STATED EXERCISE =>
Note how many lines in the entries contain the string "detached", then give that number and nothing else.

Stored data entries
-------

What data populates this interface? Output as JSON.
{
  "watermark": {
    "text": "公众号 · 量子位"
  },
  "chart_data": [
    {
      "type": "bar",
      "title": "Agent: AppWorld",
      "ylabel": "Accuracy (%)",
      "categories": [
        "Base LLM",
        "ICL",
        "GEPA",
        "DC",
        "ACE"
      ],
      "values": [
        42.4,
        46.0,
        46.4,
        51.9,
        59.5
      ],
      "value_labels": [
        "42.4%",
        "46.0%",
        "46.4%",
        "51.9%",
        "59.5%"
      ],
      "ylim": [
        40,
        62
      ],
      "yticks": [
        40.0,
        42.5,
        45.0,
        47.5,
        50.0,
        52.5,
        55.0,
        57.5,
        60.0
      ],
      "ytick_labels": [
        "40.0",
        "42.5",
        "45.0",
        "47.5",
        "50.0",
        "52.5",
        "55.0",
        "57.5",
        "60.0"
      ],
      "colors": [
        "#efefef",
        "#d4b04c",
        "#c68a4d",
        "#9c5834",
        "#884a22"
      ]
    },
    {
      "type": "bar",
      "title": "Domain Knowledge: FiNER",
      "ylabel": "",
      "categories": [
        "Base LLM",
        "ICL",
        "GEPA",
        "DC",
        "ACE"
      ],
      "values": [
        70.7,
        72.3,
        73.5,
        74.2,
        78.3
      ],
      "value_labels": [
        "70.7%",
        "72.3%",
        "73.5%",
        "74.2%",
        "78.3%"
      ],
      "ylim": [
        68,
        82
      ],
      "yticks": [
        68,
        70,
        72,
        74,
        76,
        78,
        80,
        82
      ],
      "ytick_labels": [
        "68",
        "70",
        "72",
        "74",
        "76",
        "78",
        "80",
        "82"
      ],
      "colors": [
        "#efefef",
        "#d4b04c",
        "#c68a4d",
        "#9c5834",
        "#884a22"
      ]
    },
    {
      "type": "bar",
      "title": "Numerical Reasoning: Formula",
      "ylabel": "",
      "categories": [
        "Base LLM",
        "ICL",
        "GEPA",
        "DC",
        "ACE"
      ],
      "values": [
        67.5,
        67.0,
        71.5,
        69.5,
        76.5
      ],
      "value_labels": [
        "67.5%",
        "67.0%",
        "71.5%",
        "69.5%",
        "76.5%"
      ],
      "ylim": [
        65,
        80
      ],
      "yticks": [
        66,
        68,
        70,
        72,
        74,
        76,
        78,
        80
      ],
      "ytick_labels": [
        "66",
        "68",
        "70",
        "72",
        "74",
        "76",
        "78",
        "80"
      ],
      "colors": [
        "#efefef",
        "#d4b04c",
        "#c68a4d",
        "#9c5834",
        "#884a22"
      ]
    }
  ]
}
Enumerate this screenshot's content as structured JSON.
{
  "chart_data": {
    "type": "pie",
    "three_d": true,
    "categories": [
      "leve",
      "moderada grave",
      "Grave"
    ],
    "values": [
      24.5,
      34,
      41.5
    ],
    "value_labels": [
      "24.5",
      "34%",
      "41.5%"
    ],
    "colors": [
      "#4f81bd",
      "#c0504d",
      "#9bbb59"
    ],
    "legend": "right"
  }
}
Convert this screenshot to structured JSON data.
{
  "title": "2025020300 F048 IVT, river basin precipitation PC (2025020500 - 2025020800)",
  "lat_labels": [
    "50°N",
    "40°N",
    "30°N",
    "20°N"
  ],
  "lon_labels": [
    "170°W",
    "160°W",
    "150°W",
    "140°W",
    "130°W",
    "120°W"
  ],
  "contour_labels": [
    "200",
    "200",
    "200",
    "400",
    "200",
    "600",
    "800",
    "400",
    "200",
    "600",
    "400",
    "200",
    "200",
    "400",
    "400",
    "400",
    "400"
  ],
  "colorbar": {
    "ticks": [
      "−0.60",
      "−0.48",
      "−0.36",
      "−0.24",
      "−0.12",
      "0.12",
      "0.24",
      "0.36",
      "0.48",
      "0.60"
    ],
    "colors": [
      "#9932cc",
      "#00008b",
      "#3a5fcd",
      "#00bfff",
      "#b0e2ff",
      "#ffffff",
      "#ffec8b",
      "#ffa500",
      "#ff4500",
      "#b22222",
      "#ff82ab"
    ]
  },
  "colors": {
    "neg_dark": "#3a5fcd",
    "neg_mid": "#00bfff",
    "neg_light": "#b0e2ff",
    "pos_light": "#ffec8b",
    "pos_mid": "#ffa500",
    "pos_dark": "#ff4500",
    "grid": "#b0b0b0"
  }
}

-------

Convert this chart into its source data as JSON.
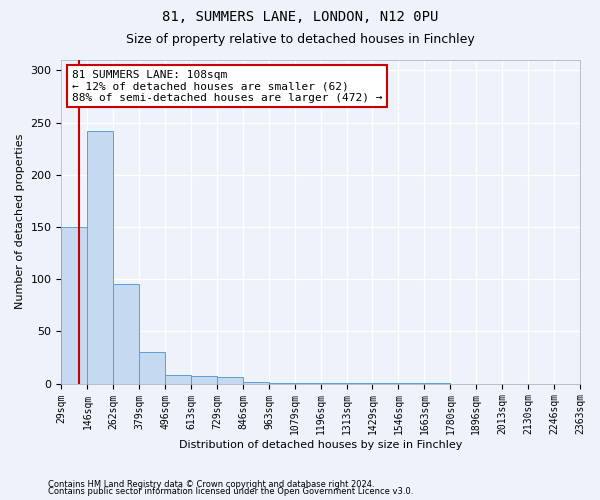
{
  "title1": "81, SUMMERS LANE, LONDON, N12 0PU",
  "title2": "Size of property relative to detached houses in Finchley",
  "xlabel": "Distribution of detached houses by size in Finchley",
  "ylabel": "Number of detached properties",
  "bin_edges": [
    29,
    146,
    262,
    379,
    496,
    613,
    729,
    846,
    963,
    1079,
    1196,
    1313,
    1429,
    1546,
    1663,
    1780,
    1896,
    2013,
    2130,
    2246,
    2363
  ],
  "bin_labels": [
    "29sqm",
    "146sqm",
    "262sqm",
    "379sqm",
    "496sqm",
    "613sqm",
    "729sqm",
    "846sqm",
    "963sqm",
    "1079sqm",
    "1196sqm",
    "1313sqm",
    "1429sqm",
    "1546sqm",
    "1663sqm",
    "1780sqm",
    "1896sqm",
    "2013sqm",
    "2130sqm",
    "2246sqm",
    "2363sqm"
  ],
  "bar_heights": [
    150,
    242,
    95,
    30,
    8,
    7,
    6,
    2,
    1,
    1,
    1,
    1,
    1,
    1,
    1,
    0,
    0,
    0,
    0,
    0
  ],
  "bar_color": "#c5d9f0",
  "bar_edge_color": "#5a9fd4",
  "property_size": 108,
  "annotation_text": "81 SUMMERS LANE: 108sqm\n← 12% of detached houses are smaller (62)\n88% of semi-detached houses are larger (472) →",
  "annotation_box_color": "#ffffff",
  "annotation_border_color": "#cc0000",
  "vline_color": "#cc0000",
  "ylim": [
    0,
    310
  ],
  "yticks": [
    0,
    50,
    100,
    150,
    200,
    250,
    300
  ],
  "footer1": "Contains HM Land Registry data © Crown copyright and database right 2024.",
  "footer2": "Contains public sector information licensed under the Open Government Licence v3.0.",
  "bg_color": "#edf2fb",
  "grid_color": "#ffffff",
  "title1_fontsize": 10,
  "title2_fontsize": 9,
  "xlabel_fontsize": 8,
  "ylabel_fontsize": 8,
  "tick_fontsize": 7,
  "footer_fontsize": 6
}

-------

FINISHED TASK =>
4